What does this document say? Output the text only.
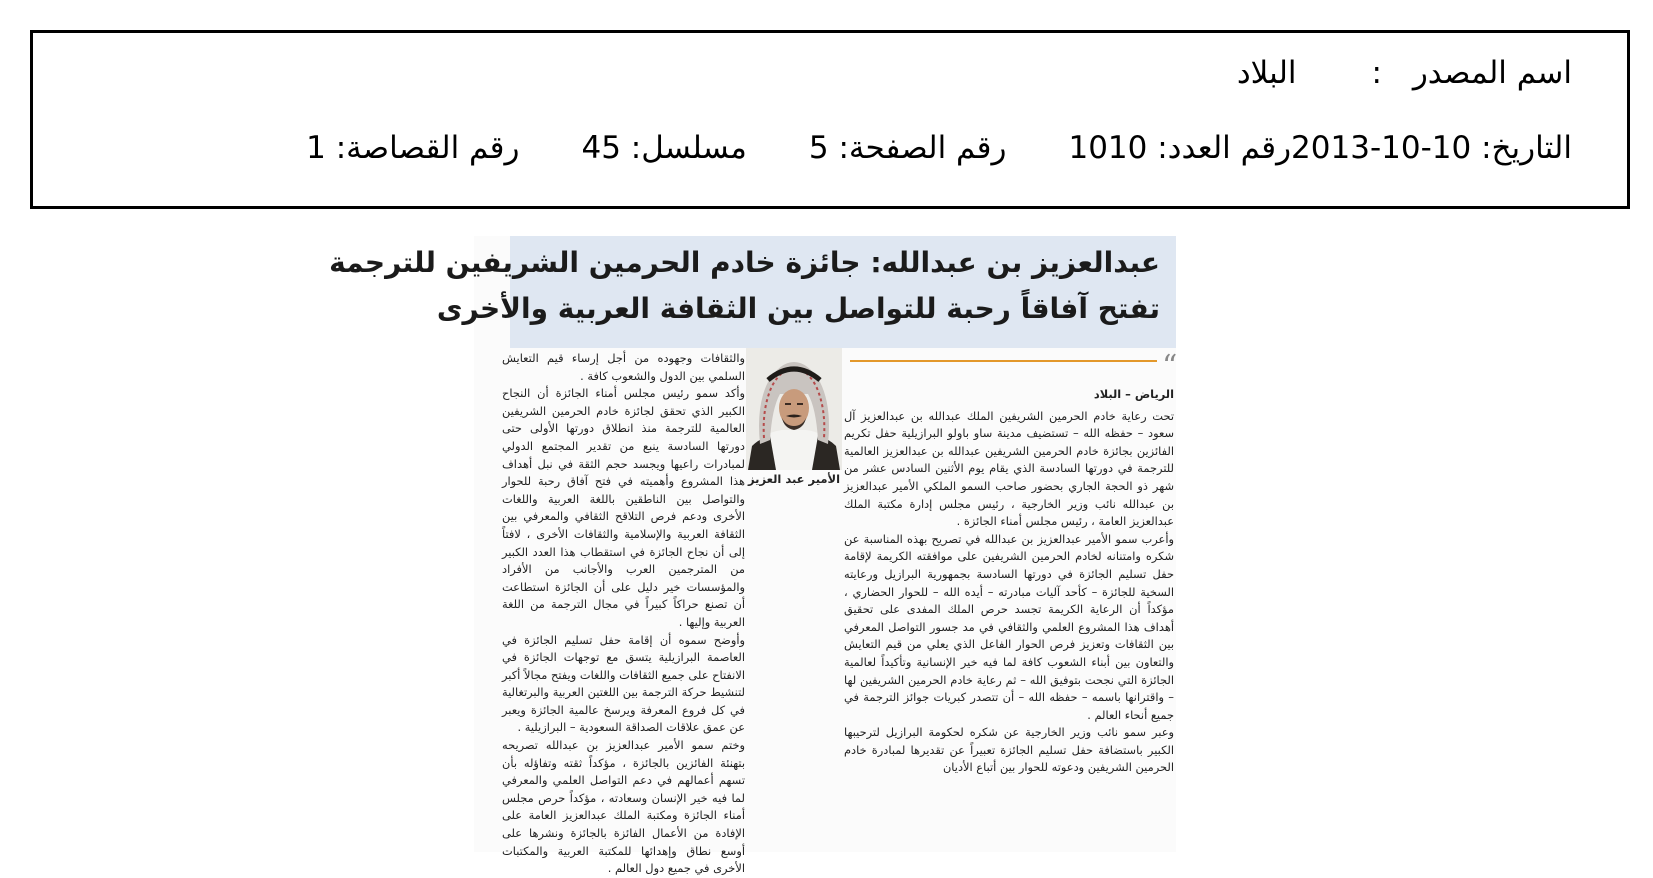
اسم المصدر
:
البلاد
التاريخ:

2013-10-10
رقم العدد:

1010
رقم الصفحة:

5
مسلسل:

45
رقم القصاصة:

1
عبدالعزيز بن عبدالله: جائزة خادم الحرمين الشريفين للترجمة
تفتح آفاقاً رحبة للتواصل بين الثقافة العربية والأخرى
“

الرياض – البلاد

تحت رعاية خادم الحرمين الشريفين الملك عبدالله بن عبدالعزيز آل سعود – حفظه الله – تستضيف مدينة ساو باولو البرازيلية حفل تكريم الفائزين بجائزة خادم الحرمين الشريفين عبدالله بن عبدالعزيز العالمية للترجمة في دورتها السادسة الذي يقام يوم الأثنين السادس عشر من شهر ذو الحجة الجاري بحضور صاحب السمو الملكي الأمير عبدالعزيز بن عبدالله نائب وزير الخارجية ، رئيس مجلس إدارة مكتبة الملك عبدالعزيز العامة ، رئيس مجلس أمناء الجائزة .

وأعرب سمو الأمير عبدالعزيز بن عبدالله في تصريح بهذه المناسبة عن شكره وامتنانه لخادم الحرمين الشريفين على موافقته الكريمة لإقامة حفل تسليم الجائزة في دورتها السادسة بجمهورية البرازيل ورعايته السخية للجائزة – كأحد آليات مبادرته – أيده الله – للحوار الحضاري ، مؤكداً أن الرعاية الكريمة تجسد حرص الملك المفدى على تحقيق أهداف هذا المشروع العلمي والثقافي في مد جسور التواصل المعرفي بين الثقافات وتعزيز فرص الحوار الفاعل الذي يعلي من قيم التعايش والتعاون بين أبناء الشعوب كافة لما فيه خير الإنسانية وتأكيداً لعالمية الجائزة التي نجحت بتوفيق الله – ثم رعاية خادم الحرمين الشريفين لها – واقترانها باسمه – حفظه الله – أن تتصدر كبريات جوائز الترجمة في جميع أنحاء العالم .

وعبر سمو نائب وزير الخارجية عن شكره لحكومة البرازيل لترحيبها الكبير باستضافة حفل تسليم الجائزة تعبيراً عن تقديرها لمبادرة خادم الحرمين الشريفين ودعوته للحوار بين أتباع الأديان

الأمير عبد العزيز

والثقافات وجهوده من أجل إرساء قيم التعايش السلمي بين الدول والشعوب كافة .

وأكد سمو رئيس مجلس أمناء الجائزة أن النجاح الكبير الذي تحقق لجائزة خادم الحرمين الشريفين العالمية للترجمة منذ انطلاق دورتها الأولى حتى دورتها السادسة ينبع من تقدير المجتمع الدولي لمبادرات راعيها ويجسد حجم الثقة في نبل أهداف هذا المشروع وأهميته في فتح آفاق رحبة للحوار والتواصل بين الناطقين باللغة العربية واللغات الأخرى ودعم فرص التلاقح الثقافي والمعرفي بين الثقافة العربية والإسلامية والثقافات الأخرى ، لافتاً إلى أن نجاح الجائزة في استقطاب هذا العدد الكبير من المترجمين العرب والأجانب من الأفراد والمؤسسات خير دليل على أن الجائزة استطاعت أن تصنع حراكاً كبيراً في مجال الترجمة من اللغة العربية وإليها .

وأوضح سموه أن إقامة حفل تسليم الجائزة في العاصمة البرازيلية يتسق مع توجهات الجائزة في الانفتاح على جميع الثقافات واللغات ويفتح مجالاً أكبر لتنشيط حركة الترجمة بين اللغتين العربية والبرتغالية في كل فروع المعرفة ويرسخ عالمية الجائزة ويعبر عن عمق علاقات الصداقة السعودية – البرازيلية .

وختم سمو الأمير عبدالعزيز بن عبدالله تصريحه بتهنئة الفائزين بالجائزة ، مؤكداً ثقته وتفاؤله بأن تسهم أعمالهم في دعم التواصل العلمي والمعرفي لما فيه خير الإنسان وسعادته ، مؤكداً حرص مجلس أمناء الجائزة ومكتبة الملك عبدالعزيز العامة على الإفادة من الأعمال الفائزة بالجائزة ونشرها على أوسع نطاق وإهدائها للمكتبة العربية والمكتبات الأخرى في جميع دول العالم .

Task prompt. Reproduce the records verbatim, omitting all images they contain.

Answer to this problem.
What does this document say? Output the text only.
اسم المصدر
:
البلاد
التاريخ:

2013-10-10
رقم العدد:

1010
رقم الصفحة:

5
مسلسل:

45
رقم القصاصة:

1
عبدالعزيز بن عبدالله: جائزة خادم الحرمين الشريفين للترجمة
تفتح آفاقاً رحبة للتواصل بين الثقافة العربية والأخرى
“

الرياض – البلاد

تحت رعاية خادم الحرمين الشريفين الملك عبدالله بن عبدالعزيز آل سعود – حفظه الله – تستضيف مدينة ساو باولو البرازيلية حفل تكريم الفائزين بجائزة خادم الحرمين الشريفين عبدالله بن عبدالعزيز العالمية للترجمة في دورتها السادسة الذي يقام يوم الأثنين السادس عشر من شهر ذو الحجة الجاري بحضور صاحب السمو الملكي الأمير عبدالعزيز بن عبدالله نائب وزير الخارجية ، رئيس مجلس إدارة مكتبة الملك عبدالعزيز العامة ، رئيس مجلس أمناء الجائزة .

وأعرب سمو الأمير عبدالعزيز بن عبدالله في تصريح بهذه المناسبة عن شكره وامتنانه لخادم الحرمين الشريفين على موافقته الكريمة لإقامة حفل تسليم الجائزة في دورتها السادسة بجمهورية البرازيل ورعايته السخية للجائزة – كأحد آليات مبادرته – أيده الله – للحوار الحضاري ، مؤكداً أن الرعاية الكريمة تجسد حرص الملك المفدى على تحقيق أهداف هذا المشروع العلمي والثقافي في مد جسور التواصل المعرفي بين الثقافات وتعزيز فرص الحوار الفاعل الذي يعلي من قيم التعايش والتعاون بين أبناء الشعوب كافة لما فيه خير الإنسانية وتأكيداً لعالمية الجائزة التي نجحت بتوفيق الله – ثم رعاية خادم الحرمين الشريفين لها – واقترانها باسمه – حفظه الله – أن تتصدر كبريات جوائز الترجمة في جميع أنحاء العالم .

وعبر سمو نائب وزير الخارجية عن شكره لحكومة البرازيل لترحيبها الكبير باستضافة حفل تسليم الجائزة تعبيراً عن تقديرها لمبادرة خادم الحرمين الشريفين ودعوته للحوار بين أتباع الأديان

الأمير عبد العزيز

والثقافات وجهوده من أجل إرساء قيم التعايش السلمي بين الدول والشعوب كافة .

وأكد سمو رئيس مجلس أمناء الجائزة أن النجاح الكبير الذي تحقق لجائزة خادم الحرمين الشريفين العالمية للترجمة منذ انطلاق دورتها الأولى حتى دورتها السادسة ينبع من تقدير المجتمع الدولي لمبادرات راعيها ويجسد حجم الثقة في نبل أهداف هذا المشروع وأهميته في فتح آفاق رحبة للحوار والتواصل بين الناطقين باللغة العربية واللغات الأخرى ودعم فرص التلاقح الثقافي والمعرفي بين الثقافة العربية والإسلامية والثقافات الأخرى ، لافتاً إلى أن نجاح الجائزة في استقطاب هذا العدد الكبير من المترجمين العرب والأجانب من الأفراد والمؤسسات خير دليل على أن الجائزة استطاعت أن تصنع حراكاً كبيراً في مجال الترجمة من اللغة العربية وإليها .

وأوضح سموه أن إقامة حفل تسليم الجائزة في العاصمة البرازيلية يتسق مع توجهات الجائزة في الانفتاح على جميع الثقافات واللغات ويفتح مجالاً أكبر لتنشيط حركة الترجمة بين اللغتين العربية والبرتغالية في كل فروع المعرفة ويرسخ عالمية الجائزة ويعبر عن عمق علاقات الصداقة السعودية – البرازيلية .

وختم سمو الأمير عبدالعزيز بن عبدالله تصريحه بتهنئة الفائزين بالجائزة ، مؤكداً ثقته وتفاؤله بأن تسهم أعمالهم في دعم التواصل العلمي والمعرفي لما فيه خير الإنسان وسعادته ، مؤكداً حرص مجلس أمناء الجائزة ومكتبة الملك عبدالعزيز العامة على الإفادة من الأعمال الفائزة بالجائزة ونشرها على أوسع نطاق وإهدائها للمكتبة العربية والمكتبات الأخرى في جميع دول العالم .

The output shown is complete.